Emmanuel Sanogo

Personal information
- Full name: Emmanuel Sanogo
- Date of birth: 7 April 1997 (age 29)
- Place of birth: Bamako, Mali
- Height: 1.85 m (6 ft 1 in)
- Position: Forward

Team information
- Current team: Yangon United
- Number: 10

Senior career*
- Years: Team / Apps / (Gls)
- 2015–2016: Kawkab Marrakesh / 17 / (5)
- 2016–2017: Widad Témara / 23 / (8)
- 2017–2018: Ethiopian Coffee F.C. / 12 / (3)
- 2018-2020: CSK Bamako / 22 / (6)
- 2020-2021: Futuro Kings / 14 / (4)
- 2021-2022: Gorilla F.C. (Rwanda) / 10 / (2)
- 2022-2023: Al-Najma Benghazi / 19 / (4)
- 2023: Kenkre FC / 7 / (0)
- 2024-present: Yangon United / 5 / (2)

= Emmanuel Sanogo =

Malian footballer

Emmanuel Sanogo (born 7 April 1997) is a Malian footballer who plays as a forward for Myanmar National League club Yangon United.

==Career==
Born in Bamako, Sanogo began his career with CSK Bamako in his home country in 2013, later moving to Moroccan club Kawkab Marrakesh where he spent his late teenage years and a loan at Olympique Safi Reserve.

▶ WHAT YOU NEED TO DO
Answer these questions from the Emmanuel Sanogo profile:
(a) In which city and country was Sanogo born?
(b) What squad number does he wear for his current team?
(c) At which side did he spend a loan while with Kawkab Marrakesh?
The entries that follow are independent material and have no connection to the profile above.

▶ DATASET EXTRACT

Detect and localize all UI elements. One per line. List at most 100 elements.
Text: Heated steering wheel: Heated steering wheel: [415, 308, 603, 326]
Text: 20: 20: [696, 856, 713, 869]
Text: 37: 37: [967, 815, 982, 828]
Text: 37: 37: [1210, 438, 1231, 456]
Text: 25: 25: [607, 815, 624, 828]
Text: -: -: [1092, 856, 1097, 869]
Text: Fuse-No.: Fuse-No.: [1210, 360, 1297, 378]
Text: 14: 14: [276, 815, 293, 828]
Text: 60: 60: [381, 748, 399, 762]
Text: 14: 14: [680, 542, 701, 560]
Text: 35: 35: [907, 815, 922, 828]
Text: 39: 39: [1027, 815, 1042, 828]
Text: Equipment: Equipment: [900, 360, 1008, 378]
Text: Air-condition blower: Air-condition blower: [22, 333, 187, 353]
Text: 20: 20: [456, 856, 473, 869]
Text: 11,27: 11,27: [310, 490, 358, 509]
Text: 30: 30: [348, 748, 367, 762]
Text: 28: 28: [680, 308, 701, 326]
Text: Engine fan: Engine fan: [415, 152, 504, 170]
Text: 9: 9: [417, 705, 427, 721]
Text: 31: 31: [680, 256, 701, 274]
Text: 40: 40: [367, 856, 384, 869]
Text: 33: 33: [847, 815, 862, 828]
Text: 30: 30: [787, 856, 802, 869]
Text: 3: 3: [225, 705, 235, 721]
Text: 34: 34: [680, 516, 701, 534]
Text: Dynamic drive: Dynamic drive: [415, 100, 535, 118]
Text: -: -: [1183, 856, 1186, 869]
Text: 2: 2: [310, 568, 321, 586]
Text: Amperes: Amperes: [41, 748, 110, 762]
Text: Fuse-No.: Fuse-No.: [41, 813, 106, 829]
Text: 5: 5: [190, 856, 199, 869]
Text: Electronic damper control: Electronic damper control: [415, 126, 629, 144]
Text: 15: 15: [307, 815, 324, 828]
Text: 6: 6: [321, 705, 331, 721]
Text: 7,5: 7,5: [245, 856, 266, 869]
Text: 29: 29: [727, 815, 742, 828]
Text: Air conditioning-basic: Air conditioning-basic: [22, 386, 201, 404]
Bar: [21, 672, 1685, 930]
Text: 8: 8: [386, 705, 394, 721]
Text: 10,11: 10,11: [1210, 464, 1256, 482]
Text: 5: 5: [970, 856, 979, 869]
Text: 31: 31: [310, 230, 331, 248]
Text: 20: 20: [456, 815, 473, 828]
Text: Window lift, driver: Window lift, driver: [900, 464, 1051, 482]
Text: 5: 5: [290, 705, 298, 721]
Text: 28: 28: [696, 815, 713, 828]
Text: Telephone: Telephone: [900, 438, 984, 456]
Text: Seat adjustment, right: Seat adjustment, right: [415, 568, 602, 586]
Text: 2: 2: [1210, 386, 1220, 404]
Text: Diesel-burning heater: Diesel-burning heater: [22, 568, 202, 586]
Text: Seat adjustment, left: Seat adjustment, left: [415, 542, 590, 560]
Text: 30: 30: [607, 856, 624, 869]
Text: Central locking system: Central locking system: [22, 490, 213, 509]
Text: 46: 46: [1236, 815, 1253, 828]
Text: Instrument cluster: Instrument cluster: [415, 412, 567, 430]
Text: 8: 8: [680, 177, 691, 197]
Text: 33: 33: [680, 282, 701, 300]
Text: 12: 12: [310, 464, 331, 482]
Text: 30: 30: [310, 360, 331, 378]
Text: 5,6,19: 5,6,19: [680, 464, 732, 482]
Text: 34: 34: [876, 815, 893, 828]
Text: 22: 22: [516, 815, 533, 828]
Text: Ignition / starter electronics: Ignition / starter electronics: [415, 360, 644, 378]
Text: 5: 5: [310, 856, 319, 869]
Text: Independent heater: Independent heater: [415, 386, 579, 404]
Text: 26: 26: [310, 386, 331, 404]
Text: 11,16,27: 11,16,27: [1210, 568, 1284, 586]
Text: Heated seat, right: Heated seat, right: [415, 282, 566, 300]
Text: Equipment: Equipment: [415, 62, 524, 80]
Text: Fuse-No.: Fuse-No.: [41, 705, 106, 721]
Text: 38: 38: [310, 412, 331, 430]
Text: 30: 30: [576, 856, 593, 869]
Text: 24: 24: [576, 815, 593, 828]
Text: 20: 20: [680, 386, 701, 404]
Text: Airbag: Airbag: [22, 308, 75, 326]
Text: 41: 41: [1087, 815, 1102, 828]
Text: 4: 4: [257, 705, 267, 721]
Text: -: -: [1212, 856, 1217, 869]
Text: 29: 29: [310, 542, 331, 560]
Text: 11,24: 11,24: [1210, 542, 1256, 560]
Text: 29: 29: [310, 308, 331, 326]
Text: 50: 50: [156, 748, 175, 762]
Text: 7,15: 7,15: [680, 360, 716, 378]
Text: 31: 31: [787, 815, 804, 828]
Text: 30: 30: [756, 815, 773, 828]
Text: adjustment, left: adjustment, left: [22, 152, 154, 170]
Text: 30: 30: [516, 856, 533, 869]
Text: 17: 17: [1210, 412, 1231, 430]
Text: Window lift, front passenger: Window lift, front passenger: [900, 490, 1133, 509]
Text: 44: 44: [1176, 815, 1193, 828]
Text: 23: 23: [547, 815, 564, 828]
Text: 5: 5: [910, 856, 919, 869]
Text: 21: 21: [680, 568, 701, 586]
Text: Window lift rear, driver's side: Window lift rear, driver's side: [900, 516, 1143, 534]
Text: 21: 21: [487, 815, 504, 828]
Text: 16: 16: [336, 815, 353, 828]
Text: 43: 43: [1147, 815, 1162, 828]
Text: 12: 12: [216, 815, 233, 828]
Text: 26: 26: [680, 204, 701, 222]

▶ RESULT FOR THIS EXERCISE
(a) Bamako, Mali
(b) 10
(c) Olympique Safi Reserve